» EXERCISE: Determine how many lines carry the word "browser". Output that number only.
* * * * * * *
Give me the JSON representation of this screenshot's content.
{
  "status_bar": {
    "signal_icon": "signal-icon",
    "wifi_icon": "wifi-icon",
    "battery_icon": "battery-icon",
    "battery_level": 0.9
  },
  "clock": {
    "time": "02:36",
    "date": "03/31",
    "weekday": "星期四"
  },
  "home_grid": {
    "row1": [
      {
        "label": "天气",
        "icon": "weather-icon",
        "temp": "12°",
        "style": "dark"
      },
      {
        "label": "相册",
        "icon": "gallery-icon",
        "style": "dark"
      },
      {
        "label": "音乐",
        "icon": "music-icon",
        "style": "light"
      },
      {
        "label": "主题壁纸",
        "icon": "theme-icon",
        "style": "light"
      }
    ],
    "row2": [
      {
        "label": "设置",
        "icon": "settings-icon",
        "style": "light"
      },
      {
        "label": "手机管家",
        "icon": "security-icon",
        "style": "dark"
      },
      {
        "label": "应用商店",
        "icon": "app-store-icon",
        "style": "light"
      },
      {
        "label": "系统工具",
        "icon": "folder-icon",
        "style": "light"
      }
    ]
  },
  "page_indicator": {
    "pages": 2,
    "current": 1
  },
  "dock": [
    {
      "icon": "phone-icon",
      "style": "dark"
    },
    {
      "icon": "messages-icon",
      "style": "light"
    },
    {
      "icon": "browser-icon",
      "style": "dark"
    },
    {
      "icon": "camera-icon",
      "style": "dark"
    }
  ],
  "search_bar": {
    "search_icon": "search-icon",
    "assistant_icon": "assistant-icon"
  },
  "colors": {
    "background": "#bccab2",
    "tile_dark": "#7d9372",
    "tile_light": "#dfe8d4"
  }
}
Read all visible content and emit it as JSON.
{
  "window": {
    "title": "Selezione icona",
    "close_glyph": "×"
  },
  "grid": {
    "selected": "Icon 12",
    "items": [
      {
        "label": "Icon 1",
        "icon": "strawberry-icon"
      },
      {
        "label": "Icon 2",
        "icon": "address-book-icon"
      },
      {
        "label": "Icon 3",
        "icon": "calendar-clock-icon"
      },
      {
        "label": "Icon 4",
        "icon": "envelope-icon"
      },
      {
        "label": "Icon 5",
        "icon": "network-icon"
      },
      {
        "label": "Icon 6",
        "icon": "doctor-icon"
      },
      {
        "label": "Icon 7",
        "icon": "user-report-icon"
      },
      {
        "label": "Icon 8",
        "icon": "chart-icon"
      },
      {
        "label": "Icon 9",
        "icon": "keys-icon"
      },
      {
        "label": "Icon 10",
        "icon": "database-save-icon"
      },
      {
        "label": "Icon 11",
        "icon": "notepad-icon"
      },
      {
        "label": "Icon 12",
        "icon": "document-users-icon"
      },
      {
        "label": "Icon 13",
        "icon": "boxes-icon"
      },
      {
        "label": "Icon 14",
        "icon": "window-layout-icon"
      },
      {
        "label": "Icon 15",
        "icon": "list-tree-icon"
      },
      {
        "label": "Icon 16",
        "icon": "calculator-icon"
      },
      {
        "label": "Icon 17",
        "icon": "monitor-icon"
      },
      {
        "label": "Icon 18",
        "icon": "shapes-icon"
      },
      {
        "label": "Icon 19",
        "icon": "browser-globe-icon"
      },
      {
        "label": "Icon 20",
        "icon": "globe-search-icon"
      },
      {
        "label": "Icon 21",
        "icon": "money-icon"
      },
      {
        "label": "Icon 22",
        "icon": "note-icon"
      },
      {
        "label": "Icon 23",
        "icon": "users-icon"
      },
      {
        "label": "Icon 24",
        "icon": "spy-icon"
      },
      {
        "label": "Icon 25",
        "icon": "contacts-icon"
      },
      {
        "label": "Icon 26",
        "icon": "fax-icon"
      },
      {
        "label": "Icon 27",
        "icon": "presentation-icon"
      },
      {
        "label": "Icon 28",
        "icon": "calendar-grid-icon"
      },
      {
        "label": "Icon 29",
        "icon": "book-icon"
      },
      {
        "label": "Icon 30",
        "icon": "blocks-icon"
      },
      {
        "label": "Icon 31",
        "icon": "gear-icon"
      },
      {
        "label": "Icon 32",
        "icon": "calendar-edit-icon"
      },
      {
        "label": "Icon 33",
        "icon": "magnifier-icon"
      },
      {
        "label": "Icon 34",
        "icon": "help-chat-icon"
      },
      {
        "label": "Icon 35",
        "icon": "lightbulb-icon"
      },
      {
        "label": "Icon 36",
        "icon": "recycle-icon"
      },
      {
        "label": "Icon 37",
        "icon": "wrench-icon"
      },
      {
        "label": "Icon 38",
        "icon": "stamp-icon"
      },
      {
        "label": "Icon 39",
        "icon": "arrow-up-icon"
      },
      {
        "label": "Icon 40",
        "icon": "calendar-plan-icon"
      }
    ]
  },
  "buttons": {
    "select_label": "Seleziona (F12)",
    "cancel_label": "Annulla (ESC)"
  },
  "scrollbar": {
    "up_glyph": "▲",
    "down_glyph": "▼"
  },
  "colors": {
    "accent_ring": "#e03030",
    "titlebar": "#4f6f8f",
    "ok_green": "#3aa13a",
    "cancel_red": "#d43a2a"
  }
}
* * * * * * *
» RESULT OF THIS EXERCISE: 2